- _Exercise description_
Provide the count of lines that hold "Surgery" and no other output.

- _Available data_
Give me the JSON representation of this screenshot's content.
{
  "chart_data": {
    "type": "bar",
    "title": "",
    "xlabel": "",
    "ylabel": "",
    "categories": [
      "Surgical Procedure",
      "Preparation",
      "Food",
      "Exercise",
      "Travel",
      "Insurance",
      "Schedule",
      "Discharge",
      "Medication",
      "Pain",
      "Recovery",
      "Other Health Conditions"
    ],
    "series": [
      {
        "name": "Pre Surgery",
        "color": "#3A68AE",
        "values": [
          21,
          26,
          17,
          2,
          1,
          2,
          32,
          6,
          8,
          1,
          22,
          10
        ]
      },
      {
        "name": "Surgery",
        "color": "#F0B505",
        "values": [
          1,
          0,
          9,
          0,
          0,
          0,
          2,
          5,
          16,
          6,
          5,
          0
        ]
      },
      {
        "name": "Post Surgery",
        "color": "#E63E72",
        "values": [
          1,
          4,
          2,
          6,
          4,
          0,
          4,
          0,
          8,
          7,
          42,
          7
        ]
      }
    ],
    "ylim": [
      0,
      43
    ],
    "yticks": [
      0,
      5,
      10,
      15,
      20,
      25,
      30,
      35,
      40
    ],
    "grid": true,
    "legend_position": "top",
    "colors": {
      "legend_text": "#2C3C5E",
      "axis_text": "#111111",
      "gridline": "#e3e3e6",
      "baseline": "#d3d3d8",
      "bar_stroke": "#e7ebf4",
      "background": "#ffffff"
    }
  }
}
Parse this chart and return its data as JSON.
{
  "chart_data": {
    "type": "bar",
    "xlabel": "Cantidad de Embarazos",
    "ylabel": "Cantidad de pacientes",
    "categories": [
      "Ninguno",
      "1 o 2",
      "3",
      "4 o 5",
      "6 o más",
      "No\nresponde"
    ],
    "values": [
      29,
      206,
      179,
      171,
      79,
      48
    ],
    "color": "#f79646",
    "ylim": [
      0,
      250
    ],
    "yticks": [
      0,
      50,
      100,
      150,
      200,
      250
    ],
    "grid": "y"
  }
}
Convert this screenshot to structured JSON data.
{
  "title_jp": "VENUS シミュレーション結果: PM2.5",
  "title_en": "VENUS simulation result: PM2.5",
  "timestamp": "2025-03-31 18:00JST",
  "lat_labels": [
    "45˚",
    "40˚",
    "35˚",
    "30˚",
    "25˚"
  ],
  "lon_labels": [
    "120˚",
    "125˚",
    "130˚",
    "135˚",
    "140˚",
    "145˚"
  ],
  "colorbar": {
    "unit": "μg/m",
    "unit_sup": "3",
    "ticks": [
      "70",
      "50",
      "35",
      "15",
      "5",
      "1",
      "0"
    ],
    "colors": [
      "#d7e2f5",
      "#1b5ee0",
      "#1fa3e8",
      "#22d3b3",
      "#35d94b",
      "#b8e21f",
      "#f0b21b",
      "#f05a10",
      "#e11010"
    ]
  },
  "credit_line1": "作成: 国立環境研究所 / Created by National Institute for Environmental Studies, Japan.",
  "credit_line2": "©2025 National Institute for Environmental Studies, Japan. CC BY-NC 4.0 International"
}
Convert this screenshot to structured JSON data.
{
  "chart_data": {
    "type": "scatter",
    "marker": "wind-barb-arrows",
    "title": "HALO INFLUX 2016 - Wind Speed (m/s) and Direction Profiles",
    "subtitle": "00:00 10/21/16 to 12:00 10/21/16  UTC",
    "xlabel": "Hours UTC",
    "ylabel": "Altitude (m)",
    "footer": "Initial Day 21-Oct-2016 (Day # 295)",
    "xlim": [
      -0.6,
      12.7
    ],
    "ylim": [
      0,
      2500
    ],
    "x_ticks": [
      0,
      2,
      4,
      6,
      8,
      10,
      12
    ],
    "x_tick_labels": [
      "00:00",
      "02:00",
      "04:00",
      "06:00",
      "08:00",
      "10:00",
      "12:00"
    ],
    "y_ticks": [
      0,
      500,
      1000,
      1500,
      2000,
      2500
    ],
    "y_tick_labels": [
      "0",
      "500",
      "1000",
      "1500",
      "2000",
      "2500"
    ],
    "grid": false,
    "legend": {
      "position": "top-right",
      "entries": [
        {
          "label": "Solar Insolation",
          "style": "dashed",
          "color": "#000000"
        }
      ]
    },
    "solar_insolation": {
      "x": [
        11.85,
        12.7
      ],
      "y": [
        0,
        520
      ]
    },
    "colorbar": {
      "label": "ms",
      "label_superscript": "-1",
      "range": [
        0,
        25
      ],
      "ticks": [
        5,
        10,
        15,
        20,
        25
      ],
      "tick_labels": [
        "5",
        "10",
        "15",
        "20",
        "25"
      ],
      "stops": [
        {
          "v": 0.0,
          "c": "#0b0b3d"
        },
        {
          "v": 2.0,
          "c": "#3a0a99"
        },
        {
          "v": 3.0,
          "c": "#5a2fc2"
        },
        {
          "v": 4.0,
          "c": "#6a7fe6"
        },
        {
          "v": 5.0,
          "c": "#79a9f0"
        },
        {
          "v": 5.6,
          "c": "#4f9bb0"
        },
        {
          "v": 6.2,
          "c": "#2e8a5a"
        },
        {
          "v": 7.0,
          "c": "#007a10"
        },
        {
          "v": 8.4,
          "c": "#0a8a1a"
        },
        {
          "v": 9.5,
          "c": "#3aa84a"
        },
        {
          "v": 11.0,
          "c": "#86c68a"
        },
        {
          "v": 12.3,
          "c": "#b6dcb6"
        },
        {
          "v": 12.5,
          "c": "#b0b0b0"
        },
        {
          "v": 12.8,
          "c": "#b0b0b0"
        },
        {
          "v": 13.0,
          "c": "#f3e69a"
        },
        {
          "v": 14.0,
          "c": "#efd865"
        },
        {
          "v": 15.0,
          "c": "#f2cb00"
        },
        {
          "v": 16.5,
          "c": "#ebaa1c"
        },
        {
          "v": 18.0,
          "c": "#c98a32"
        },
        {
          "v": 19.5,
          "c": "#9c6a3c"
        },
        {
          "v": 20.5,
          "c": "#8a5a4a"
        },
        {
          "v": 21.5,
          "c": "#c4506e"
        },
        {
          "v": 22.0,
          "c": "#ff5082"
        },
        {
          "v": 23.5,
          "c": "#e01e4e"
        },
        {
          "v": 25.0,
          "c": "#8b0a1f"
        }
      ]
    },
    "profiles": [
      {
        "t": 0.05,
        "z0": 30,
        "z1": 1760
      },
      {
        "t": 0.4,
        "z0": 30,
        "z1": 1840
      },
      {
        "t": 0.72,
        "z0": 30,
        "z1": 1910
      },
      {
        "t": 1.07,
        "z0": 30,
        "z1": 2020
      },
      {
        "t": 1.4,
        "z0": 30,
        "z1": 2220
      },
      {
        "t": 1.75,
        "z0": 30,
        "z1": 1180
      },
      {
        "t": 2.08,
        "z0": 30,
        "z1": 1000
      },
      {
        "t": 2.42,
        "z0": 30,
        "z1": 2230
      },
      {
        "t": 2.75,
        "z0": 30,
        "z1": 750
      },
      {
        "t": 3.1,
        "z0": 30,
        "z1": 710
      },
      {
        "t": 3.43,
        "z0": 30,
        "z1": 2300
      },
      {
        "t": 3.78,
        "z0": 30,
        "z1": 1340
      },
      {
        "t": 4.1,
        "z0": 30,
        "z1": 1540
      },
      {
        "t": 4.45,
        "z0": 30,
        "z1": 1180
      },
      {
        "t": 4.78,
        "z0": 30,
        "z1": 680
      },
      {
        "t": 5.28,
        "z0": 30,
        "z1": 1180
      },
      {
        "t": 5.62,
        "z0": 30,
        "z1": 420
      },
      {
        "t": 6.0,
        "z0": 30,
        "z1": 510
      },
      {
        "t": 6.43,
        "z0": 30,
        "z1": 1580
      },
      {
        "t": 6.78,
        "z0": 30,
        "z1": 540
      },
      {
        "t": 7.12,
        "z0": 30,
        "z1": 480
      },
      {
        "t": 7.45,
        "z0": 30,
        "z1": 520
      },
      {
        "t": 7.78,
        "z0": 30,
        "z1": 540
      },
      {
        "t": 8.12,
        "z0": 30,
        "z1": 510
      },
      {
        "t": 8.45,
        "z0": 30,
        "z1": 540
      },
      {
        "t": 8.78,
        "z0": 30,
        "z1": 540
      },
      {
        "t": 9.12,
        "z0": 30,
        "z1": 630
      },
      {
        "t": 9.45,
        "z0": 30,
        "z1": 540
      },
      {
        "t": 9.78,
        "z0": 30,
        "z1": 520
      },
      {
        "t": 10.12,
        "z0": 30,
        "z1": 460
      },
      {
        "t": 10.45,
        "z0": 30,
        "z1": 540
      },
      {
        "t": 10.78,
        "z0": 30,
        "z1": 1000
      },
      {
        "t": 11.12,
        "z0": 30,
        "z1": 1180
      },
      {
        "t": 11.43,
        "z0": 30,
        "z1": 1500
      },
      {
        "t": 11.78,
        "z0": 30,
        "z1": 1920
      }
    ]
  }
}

- _Full output_
3